▶ **YOUR OBJECTIVE**:
Drop every picture, then transcribe the remaining data exactly.

▶ **MATERIALS PROVIDED**:
====
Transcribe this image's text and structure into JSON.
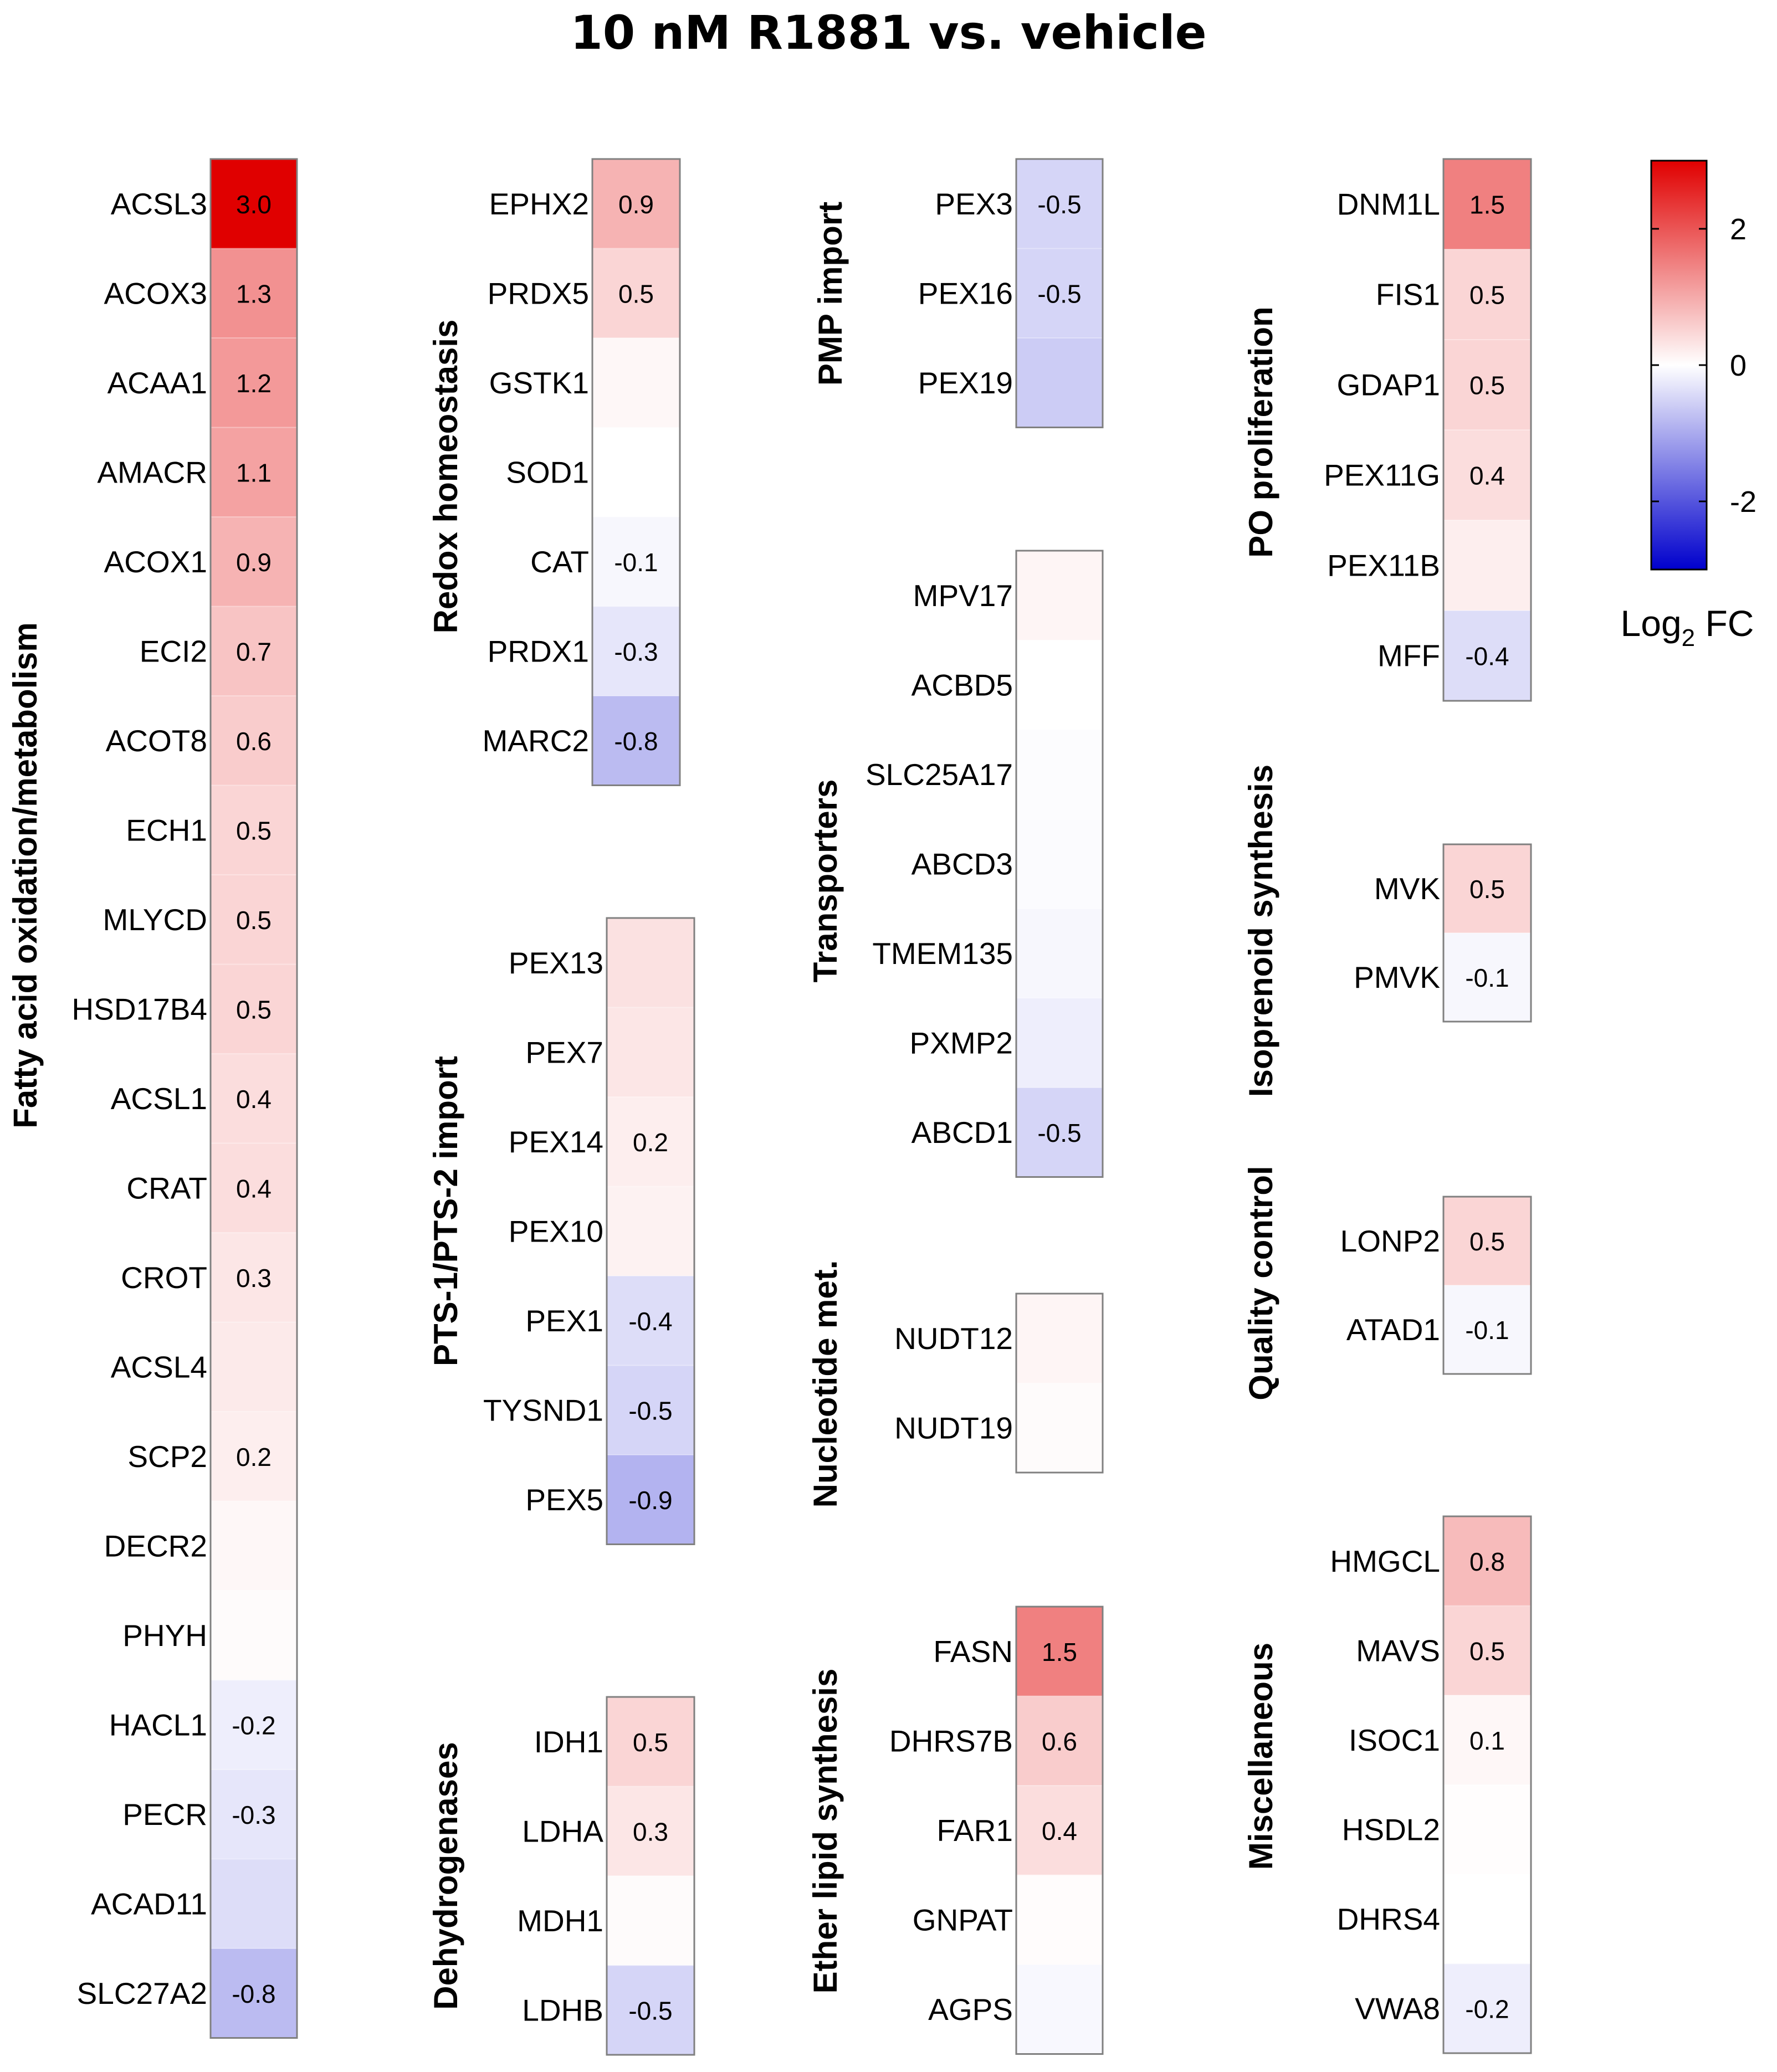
{
  "chart_data": {
    "type": "heatmap",
    "title": "10 nM R1881 vs. vehicle",
    "colorbar": {
      "label": "Log",
      "label_subscript": "2",
      "label_suffix": " FC",
      "range": [
        -3,
        3
      ],
      "ticks": [
        {
          "value": 2,
          "label": "2"
        },
        {
          "value": 0,
          "label": "0"
        },
        {
          "value": -2,
          "label": "-2"
        }
      ],
      "low_color": "#0000cc",
      "mid_color": "#ffffff",
      "high_color": "#e00000"
    },
    "groups": [
      {
        "name": "Fatty acid oxidation/metabolism",
        "genes": [
          {
            "gene": "ACSL3",
            "value": 3.0,
            "label": "3.0"
          },
          {
            "gene": "ACOX3",
            "value": 1.3,
            "label": "1.3"
          },
          {
            "gene": "ACAA1",
            "value": 1.2,
            "label": "1.2"
          },
          {
            "gene": "AMACR",
            "value": 1.1,
            "label": "1.1"
          },
          {
            "gene": "ACOX1",
            "value": 0.9,
            "label": "0.9"
          },
          {
            "gene": "ECI2",
            "value": 0.7,
            "label": "0.7"
          },
          {
            "gene": "ACOT8",
            "value": 0.6,
            "label": "0.6"
          },
          {
            "gene": "ECH1",
            "value": 0.5,
            "label": "0.5"
          },
          {
            "gene": "MLYCD",
            "value": 0.5,
            "label": "0.5"
          },
          {
            "gene": "HSD17B4",
            "value": 0.5,
            "label": "0.5"
          },
          {
            "gene": "ACSL1",
            "value": 0.4,
            "label": "0.4"
          },
          {
            "gene": "CRAT",
            "value": 0.4,
            "label": "0.4"
          },
          {
            "gene": "CROT",
            "value": 0.3,
            "label": "0.3"
          },
          {
            "gene": "ACSL4",
            "value": 0.25,
            "label": ""
          },
          {
            "gene": "SCP2",
            "value": 0.2,
            "label": "0.2"
          },
          {
            "gene": "DECR2",
            "value": 0.1,
            "label": ""
          },
          {
            "gene": "PHYH",
            "value": 0.05,
            "label": ""
          },
          {
            "gene": "HACL1",
            "value": -0.2,
            "label": "-0.2"
          },
          {
            "gene": "PECR",
            "value": -0.3,
            "label": "-0.3"
          },
          {
            "gene": "ACAD11",
            "value": -0.4,
            "label": ""
          },
          {
            "gene": "SLC27A2",
            "value": -0.8,
            "label": "-0.8"
          }
        ]
      },
      {
        "name": "Redox homeostasis",
        "genes": [
          {
            "gene": "EPHX2",
            "value": 0.9,
            "label": "0.9"
          },
          {
            "gene": "PRDX5",
            "value": 0.5,
            "label": "0.5"
          },
          {
            "gene": "GSTK1",
            "value": 0.1,
            "label": ""
          },
          {
            "gene": "SOD1",
            "value": 0.0,
            "label": ""
          },
          {
            "gene": "CAT",
            "value": -0.1,
            "label": "-0.1"
          },
          {
            "gene": "PRDX1",
            "value": -0.3,
            "label": "-0.3"
          },
          {
            "gene": "MARC2",
            "value": -0.8,
            "label": "-0.8"
          }
        ]
      },
      {
        "name": "PTS-1/PTS-2 import",
        "genes": [
          {
            "gene": "PEX13",
            "value": 0.35,
            "label": ""
          },
          {
            "gene": "PEX7",
            "value": 0.3,
            "label": ""
          },
          {
            "gene": "PEX14",
            "value": 0.2,
            "label": "0.2"
          },
          {
            "gene": "PEX10",
            "value": 0.15,
            "label": ""
          },
          {
            "gene": "PEX1",
            "value": -0.4,
            "label": "-0.4"
          },
          {
            "gene": "TYSND1",
            "value": -0.5,
            "label": "-0.5"
          },
          {
            "gene": "PEX5",
            "value": -0.9,
            "label": "-0.9"
          }
        ]
      },
      {
        "name": "Dehydrogenases",
        "genes": [
          {
            "gene": "IDH1",
            "value": 0.5,
            "label": "0.5"
          },
          {
            "gene": "LDHA",
            "value": 0.3,
            "label": "0.3"
          },
          {
            "gene": "MDH1",
            "value": 0.05,
            "label": ""
          },
          {
            "gene": "LDHB",
            "value": -0.5,
            "label": "-0.5"
          }
        ]
      },
      {
        "name": "PMP import",
        "genes": [
          {
            "gene": "PEX3",
            "value": -0.5,
            "label": "-0.5"
          },
          {
            "gene": "PEX16",
            "value": -0.5,
            "label": "-0.5"
          },
          {
            "gene": "PEX19",
            "value": -0.6,
            "label": ""
          }
        ]
      },
      {
        "name": "Transporters",
        "genes": [
          {
            "gene": "MPV17",
            "value": 0.12,
            "label": ""
          },
          {
            "gene": "ACBD5",
            "value": 0.0,
            "label": ""
          },
          {
            "gene": "SLC25A17",
            "value": -0.03,
            "label": ""
          },
          {
            "gene": "ABCD3",
            "value": -0.05,
            "label": ""
          },
          {
            "gene": "TMEM135",
            "value": -0.1,
            "label": ""
          },
          {
            "gene": "PXMP2",
            "value": -0.2,
            "label": ""
          },
          {
            "gene": "ABCD1",
            "value": -0.5,
            "label": "-0.5"
          }
        ]
      },
      {
        "name": "Nucleotide met.",
        "genes": [
          {
            "gene": "NUDT12",
            "value": 0.12,
            "label": ""
          },
          {
            "gene": "NUDT19",
            "value": 0.05,
            "label": ""
          }
        ]
      },
      {
        "name": "Ether lipid synthesis",
        "genes": [
          {
            "gene": "FASN",
            "value": 1.5,
            "label": "1.5"
          },
          {
            "gene": "DHRS7B",
            "value": 0.6,
            "label": "0.6"
          },
          {
            "gene": "FAR1",
            "value": 0.4,
            "label": "0.4"
          },
          {
            "gene": "GNPAT",
            "value": 0.03,
            "label": ""
          },
          {
            "gene": "AGPS",
            "value": -0.08,
            "label": ""
          }
        ]
      },
      {
        "name": "PO proliferation",
        "genes": [
          {
            "gene": "DNM1L",
            "value": 1.5,
            "label": "1.5"
          },
          {
            "gene": "FIS1",
            "value": 0.5,
            "label": "0.5"
          },
          {
            "gene": "GDAP1",
            "value": 0.5,
            "label": "0.5"
          },
          {
            "gene": "PEX11G",
            "value": 0.4,
            "label": "0.4"
          },
          {
            "gene": "PEX11B",
            "value": 0.2,
            "label": ""
          },
          {
            "gene": "MFF",
            "value": -0.4,
            "label": "-0.4"
          }
        ]
      },
      {
        "name": "Isoprenoid synthesis",
        "genes": [
          {
            "gene": "MVK",
            "value": 0.5,
            "label": "0.5"
          },
          {
            "gene": "PMVK",
            "value": -0.1,
            "label": "-0.1"
          }
        ]
      },
      {
        "name": "Quality control",
        "genes": [
          {
            "gene": "LONP2",
            "value": 0.5,
            "label": "0.5"
          },
          {
            "gene": "ATAD1",
            "value": -0.1,
            "label": "-0.1"
          }
        ]
      },
      {
        "name": "Miscellaneous",
        "genes": [
          {
            "gene": "HMGCL",
            "value": 0.8,
            "label": "0.8"
          },
          {
            "gene": "MAVS",
            "value": 0.5,
            "label": "0.5"
          },
          {
            "gene": "ISOC1",
            "value": 0.1,
            "label": "0.1"
          },
          {
            "gene": "HSDL2",
            "value": 0.02,
            "label": ""
          },
          {
            "gene": "DHRS4",
            "value": 0.0,
            "label": ""
          },
          {
            "gene": "VWA8",
            "value": -0.2,
            "label": "-0.2"
          }
        ]
      }
    ]
  }
}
====
▶ **ANSWER TO THE EXERCISE**:
Transcribe this image's text and structure into JSON.
{
  "chart_data": {
    "type": "heatmap",
    "title": "10 nM R1881 vs. vehicle",
    "colorbar": {
      "label": "Log",
      "label_subscript": "2",
      "label_suffix": " FC",
      "range": [
        -3,
        3
      ],
      "ticks": [
        {
          "value": 2,
          "label": "2"
        },
        {
          "value": 0,
          "label": "0"
        },
        {
          "value": -2,
          "label": "-2"
        }
      ],
      "low_color": "#0000cc",
      "mid_color": "#ffffff",
      "high_color": "#e00000"
    },
    "groups": [
      {
        "name": "Fatty acid oxidation/metabolism",
        "genes": [
          {
            "gene": "ACSL3",
            "value": 3.0,
            "label": "3.0"
          },
          {
            "gene": "ACOX3",
            "value": 1.3,
            "label": "1.3"
          },
          {
            "gene": "ACAA1",
            "value": 1.2,
            "label": "1.2"
          },
          {
            "gene": "AMACR",
            "value": 1.1,
            "label": "1.1"
          },
          {
            "gene": "ACOX1",
            "value": 0.9,
            "label": "0.9"
          },
          {
            "gene": "ECI2",
            "value": 0.7,
            "label": "0.7"
          },
          {
            "gene": "ACOT8",
            "value": 0.6,
            "label": "0.6"
          },
          {
            "gene": "ECH1",
            "value": 0.5,
            "label": "0.5"
          },
          {
            "gene": "MLYCD",
            "value": 0.5,
            "label": "0.5"
          },
          {
            "gene": "HSD17B4",
            "value": 0.5,
            "label": "0.5"
          },
          {
            "gene": "ACSL1",
            "value": 0.4,
            "label": "0.4"
          },
          {
            "gene": "CRAT",
            "value": 0.4,
            "label": "0.4"
          },
          {
            "gene": "CROT",
            "value": 0.3,
            "label": "0.3"
          },
          {
            "gene": "ACSL4",
            "value": 0.25,
            "label": ""
          },
          {
            "gene": "SCP2",
            "value": 0.2,
            "label": "0.2"
          },
          {
            "gene": "DECR2",
            "value": 0.1,
            "label": ""
          },
          {
            "gene": "PHYH",
            "value": 0.05,
            "label": ""
          },
          {
            "gene": "HACL1",
            "value": -0.2,
            "label": "-0.2"
          },
          {
            "gene": "PECR",
            "value": -0.3,
            "label": "-0.3"
          },
          {
            "gene": "ACAD11",
            "value": -0.4,
            "label": ""
          },
          {
            "gene": "SLC27A2",
            "value": -0.8,
            "label": "-0.8"
          }
        ]
      },
      {
        "name": "Redox homeostasis",
        "genes": [
          {
            "gene": "EPHX2",
            "value": 0.9,
            "label": "0.9"
          },
          {
            "gene": "PRDX5",
            "value": 0.5,
            "label": "0.5"
          },
          {
            "gene": "GSTK1",
            "value": 0.1,
            "label": ""
          },
          {
            "gene": "SOD1",
            "value": 0.0,
            "label": ""
          },
          {
            "gene": "CAT",
            "value": -0.1,
            "label": "-0.1"
          },
          {
            "gene": "PRDX1",
            "value": -0.3,
            "label": "-0.3"
          },
          {
            "gene": "MARC2",
            "value": -0.8,
            "label": "-0.8"
          }
        ]
      },
      {
        "name": "PTS-1/PTS-2 import",
        "genes": [
          {
            "gene": "PEX13",
            "value": 0.35,
            "label": ""
          },
          {
            "gene": "PEX7",
            "value": 0.3,
            "label": ""
          },
          {
            "gene": "PEX14",
            "value": 0.2,
            "label": "0.2"
          },
          {
            "gene": "PEX10",
            "value": 0.15,
            "label": ""
          },
          {
            "gene": "PEX1",
            "value": -0.4,
            "label": "-0.4"
          },
          {
            "gene": "TYSND1",
            "value": -0.5,
            "label": "-0.5"
          },
          {
            "gene": "PEX5",
            "value": -0.9,
            "label": "-0.9"
          }
        ]
      },
      {
        "name": "Dehydrogenases",
        "genes": [
          {
            "gene": "IDH1",
            "value": 0.5,
            "label": "0.5"
          },
          {
            "gene": "LDHA",
            "value": 0.3,
            "label": "0.3"
          },
          {
            "gene": "MDH1",
            "value": 0.05,
            "label": ""
          },
          {
            "gene": "LDHB",
            "value": -0.5,
            "label": "-0.5"
          }
        ]
      },
      {
        "name": "PMP import",
        "genes": [
          {
            "gene": "PEX3",
            "value": -0.5,
            "label": "-0.5"
          },
          {
            "gene": "PEX16",
            "value": -0.5,
            "label": "-0.5"
          },
          {
            "gene": "PEX19",
            "value": -0.6,
            "label": ""
          }
        ]
      },
      {
        "name": "Transporters",
        "genes": [
          {
            "gene": "MPV17",
            "value": 0.12,
            "label": ""
          },
          {
            "gene": "ACBD5",
            "value": 0.0,
            "label": ""
          },
          {
            "gene": "SLC25A17",
            "value": -0.03,
            "label": ""
          },
          {
            "gene": "ABCD3",
            "value": -0.05,
            "label": ""
          },
          {
            "gene": "TMEM135",
            "value": -0.1,
            "label": ""
          },
          {
            "gene": "PXMP2",
            "value": -0.2,
            "label": ""
          },
          {
            "gene": "ABCD1",
            "value": -0.5,
            "label": "-0.5"
          }
        ]
      },
      {
        "name": "Nucleotide met.",
        "genes": [
          {
            "gene": "NUDT12",
            "value": 0.12,
            "label": ""
          },
          {
            "gene": "NUDT19",
            "value": 0.05,
            "label": ""
          }
        ]
      },
      {
        "name": "Ether lipid synthesis",
        "genes": [
          {
            "gene": "FASN",
            "value": 1.5,
            "label": "1.5"
          },
          {
            "gene": "DHRS7B",
            "value": 0.6,
            "label": "0.6"
          },
          {
            "gene": "FAR1",
            "value": 0.4,
            "label": "0.4"
          },
          {
            "gene": "GNPAT",
            "value": 0.03,
            "label": ""
          },
          {
            "gene": "AGPS",
            "value": -0.08,
            "label": ""
          }
        ]
      },
      {
        "name": "PO proliferation",
        "genes": [
          {
            "gene": "DNM1L",
            "value": 1.5,
            "label": "1.5"
          },
          {
            "gene": "FIS1",
            "value": 0.5,
            "label": "0.5"
          },
          {
            "gene": "GDAP1",
            "value": 0.5,
            "label": "0.5"
          },
          {
            "gene": "PEX11G",
            "value": 0.4,
            "label": "0.4"
          },
          {
            "gene": "PEX11B",
            "value": 0.2,
            "label": ""
          },
          {
            "gene": "MFF",
            "value": -0.4,
            "label": "-0.4"
          }
        ]
      },
      {
        "name": "Isoprenoid synthesis",
        "genes": [
          {
            "gene": "MVK",
            "value": 0.5,
            "label": "0.5"
          },
          {
            "gene": "PMVK",
            "value": -0.1,
            "label": "-0.1"
          }
        ]
      },
      {
        "name": "Quality control",
        "genes": [
          {
            "gene": "LONP2",
            "value": 0.5,
            "label": "0.5"
          },
          {
            "gene": "ATAD1",
            "value": -0.1,
            "label": "-0.1"
          }
        ]
      },
      {
        "name": "Miscellaneous",
        "genes": [
          {
            "gene": "HMGCL",
            "value": 0.8,
            "label": "0.8"
          },
          {
            "gene": "MAVS",
            "value": 0.5,
            "label": "0.5"
          },
          {
            "gene": "ISOC1",
            "value": 0.1,
            "label": "0.1"
          },
          {
            "gene": "HSDL2",
            "value": 0.02,
            "label": ""
          },
          {
            "gene": "DHRS4",
            "value": 0.0,
            "label": ""
          },
          {
            "gene": "VWA8",
            "value": -0.2,
            "label": "-0.2"
          }
        ]
      }
    ]
  }
}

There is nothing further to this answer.